Could you edit the data from its first line through the line with "page-break-view-icon[interactable] (1074, 755, 1090, 770)" so that "prev-sheet-icon" becomes "previous-sheet-icon" and nothing else changes? Return only those lines.

[Element and region listings]
__________
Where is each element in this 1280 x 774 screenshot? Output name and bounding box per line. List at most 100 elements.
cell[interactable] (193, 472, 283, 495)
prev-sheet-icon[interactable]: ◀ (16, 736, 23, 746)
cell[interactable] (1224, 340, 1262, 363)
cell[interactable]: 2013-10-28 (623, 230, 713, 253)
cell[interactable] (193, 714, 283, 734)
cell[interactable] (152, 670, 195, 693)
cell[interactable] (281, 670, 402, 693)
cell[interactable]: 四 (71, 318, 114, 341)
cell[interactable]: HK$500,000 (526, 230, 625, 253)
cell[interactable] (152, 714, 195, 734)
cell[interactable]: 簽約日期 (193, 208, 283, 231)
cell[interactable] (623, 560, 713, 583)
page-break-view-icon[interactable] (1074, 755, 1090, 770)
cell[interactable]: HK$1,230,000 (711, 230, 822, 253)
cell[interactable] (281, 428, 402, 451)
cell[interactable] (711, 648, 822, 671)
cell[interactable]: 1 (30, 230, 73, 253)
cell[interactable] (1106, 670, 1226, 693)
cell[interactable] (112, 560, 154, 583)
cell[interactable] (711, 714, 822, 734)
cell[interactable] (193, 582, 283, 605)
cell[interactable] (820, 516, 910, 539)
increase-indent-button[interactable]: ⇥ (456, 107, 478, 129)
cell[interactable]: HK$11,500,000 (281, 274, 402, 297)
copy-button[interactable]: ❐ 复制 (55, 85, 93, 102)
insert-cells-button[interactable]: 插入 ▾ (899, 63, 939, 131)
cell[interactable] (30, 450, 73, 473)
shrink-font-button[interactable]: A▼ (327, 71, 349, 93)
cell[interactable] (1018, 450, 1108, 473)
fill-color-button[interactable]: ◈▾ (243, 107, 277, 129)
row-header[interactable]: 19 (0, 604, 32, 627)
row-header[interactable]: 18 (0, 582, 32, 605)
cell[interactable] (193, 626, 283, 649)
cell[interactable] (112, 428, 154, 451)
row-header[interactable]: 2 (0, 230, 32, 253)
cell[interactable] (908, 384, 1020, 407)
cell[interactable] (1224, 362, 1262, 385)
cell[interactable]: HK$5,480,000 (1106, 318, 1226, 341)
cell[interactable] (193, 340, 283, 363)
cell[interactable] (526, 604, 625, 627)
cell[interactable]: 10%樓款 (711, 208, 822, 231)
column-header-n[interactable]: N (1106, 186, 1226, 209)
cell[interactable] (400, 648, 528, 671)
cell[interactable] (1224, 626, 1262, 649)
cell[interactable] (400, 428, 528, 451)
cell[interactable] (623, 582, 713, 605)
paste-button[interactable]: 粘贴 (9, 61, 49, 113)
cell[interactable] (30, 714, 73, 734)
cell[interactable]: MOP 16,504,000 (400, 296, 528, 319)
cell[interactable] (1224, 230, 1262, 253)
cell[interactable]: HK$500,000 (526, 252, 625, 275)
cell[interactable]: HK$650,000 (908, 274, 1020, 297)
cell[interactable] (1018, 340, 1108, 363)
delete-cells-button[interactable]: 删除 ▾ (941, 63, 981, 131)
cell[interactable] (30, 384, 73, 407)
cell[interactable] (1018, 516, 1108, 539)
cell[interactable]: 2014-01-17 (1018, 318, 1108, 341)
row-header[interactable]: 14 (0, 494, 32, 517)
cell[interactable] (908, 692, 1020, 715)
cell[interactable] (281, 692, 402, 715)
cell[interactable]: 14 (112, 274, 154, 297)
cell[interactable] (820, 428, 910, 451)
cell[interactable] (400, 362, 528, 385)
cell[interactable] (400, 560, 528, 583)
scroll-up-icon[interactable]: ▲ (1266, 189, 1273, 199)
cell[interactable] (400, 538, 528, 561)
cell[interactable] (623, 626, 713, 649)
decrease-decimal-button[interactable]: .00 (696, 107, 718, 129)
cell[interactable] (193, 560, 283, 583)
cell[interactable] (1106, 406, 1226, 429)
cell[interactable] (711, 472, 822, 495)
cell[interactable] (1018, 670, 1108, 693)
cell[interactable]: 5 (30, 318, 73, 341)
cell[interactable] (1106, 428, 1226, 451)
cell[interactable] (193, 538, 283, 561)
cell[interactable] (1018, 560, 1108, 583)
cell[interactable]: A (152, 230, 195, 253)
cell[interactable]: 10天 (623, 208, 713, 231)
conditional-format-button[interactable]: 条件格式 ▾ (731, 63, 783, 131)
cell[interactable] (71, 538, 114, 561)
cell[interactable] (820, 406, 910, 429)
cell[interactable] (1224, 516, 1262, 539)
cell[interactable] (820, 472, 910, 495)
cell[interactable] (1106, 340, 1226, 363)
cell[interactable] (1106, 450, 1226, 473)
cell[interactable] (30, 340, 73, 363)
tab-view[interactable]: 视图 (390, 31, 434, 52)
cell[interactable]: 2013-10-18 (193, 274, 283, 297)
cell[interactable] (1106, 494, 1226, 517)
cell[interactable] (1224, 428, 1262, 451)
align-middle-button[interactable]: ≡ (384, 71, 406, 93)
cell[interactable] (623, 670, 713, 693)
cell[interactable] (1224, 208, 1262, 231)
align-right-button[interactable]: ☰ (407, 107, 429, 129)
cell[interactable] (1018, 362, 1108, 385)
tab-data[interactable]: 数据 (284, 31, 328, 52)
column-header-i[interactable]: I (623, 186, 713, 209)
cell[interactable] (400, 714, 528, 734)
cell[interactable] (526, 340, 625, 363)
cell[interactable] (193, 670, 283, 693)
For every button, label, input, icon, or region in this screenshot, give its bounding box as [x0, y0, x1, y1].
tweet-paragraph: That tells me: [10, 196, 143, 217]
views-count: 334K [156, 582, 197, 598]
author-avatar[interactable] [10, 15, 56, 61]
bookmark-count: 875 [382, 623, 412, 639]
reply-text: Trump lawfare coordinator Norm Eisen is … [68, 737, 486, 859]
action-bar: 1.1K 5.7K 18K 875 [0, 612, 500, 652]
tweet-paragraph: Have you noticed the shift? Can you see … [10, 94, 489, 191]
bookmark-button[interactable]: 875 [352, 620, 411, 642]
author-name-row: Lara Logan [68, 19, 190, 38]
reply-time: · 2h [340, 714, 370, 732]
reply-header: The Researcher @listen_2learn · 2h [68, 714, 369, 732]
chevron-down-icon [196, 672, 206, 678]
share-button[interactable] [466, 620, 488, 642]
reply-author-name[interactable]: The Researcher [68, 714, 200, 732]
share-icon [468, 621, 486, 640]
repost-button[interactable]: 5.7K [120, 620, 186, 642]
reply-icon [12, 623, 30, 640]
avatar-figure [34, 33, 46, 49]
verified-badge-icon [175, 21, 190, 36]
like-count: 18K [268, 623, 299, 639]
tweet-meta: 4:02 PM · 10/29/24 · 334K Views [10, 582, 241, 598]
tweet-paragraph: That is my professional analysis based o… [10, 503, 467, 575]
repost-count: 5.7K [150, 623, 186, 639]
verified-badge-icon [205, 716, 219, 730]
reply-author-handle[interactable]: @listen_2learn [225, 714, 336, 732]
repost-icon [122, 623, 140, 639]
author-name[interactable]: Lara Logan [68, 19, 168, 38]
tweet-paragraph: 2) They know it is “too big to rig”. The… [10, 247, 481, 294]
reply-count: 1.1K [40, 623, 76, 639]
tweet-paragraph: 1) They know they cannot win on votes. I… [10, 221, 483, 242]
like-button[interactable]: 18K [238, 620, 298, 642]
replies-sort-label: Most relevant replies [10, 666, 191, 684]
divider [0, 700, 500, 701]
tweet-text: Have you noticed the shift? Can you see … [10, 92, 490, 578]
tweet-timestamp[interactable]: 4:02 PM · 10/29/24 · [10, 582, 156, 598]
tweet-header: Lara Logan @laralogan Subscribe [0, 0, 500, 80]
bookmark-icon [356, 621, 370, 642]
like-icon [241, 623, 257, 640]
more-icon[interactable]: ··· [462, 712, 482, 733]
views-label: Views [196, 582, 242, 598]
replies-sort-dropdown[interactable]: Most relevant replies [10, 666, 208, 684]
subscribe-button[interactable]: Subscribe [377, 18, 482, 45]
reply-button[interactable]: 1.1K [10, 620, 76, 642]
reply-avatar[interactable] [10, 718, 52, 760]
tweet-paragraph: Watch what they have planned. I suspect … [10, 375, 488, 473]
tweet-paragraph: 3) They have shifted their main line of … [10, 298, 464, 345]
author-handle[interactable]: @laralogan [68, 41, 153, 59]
__________
• [Exercise result]
Where is each element in this 1280 x 774 screenshot? Output name and bounding box per line. List at most 100 elements.
cell[interactable] (193, 472, 283, 495)
previous-sheet-icon[interactable]: ◀ (16, 736, 23, 746)
cell[interactable] (1224, 340, 1262, 363)
cell[interactable]: 2013-10-28 (623, 230, 713, 253)
cell[interactable] (193, 714, 283, 734)
cell[interactable] (152, 670, 195, 693)
cell[interactable] (281, 670, 402, 693)
cell[interactable]: 四 (71, 318, 114, 341)
cell[interactable]: HK$500,000 (526, 230, 625, 253)
cell[interactable] (152, 714, 195, 734)
cell[interactable]: 簽約日期 (193, 208, 283, 231)
cell[interactable] (623, 560, 713, 583)
page-break-view-icon[interactable] (1074, 755, 1090, 770)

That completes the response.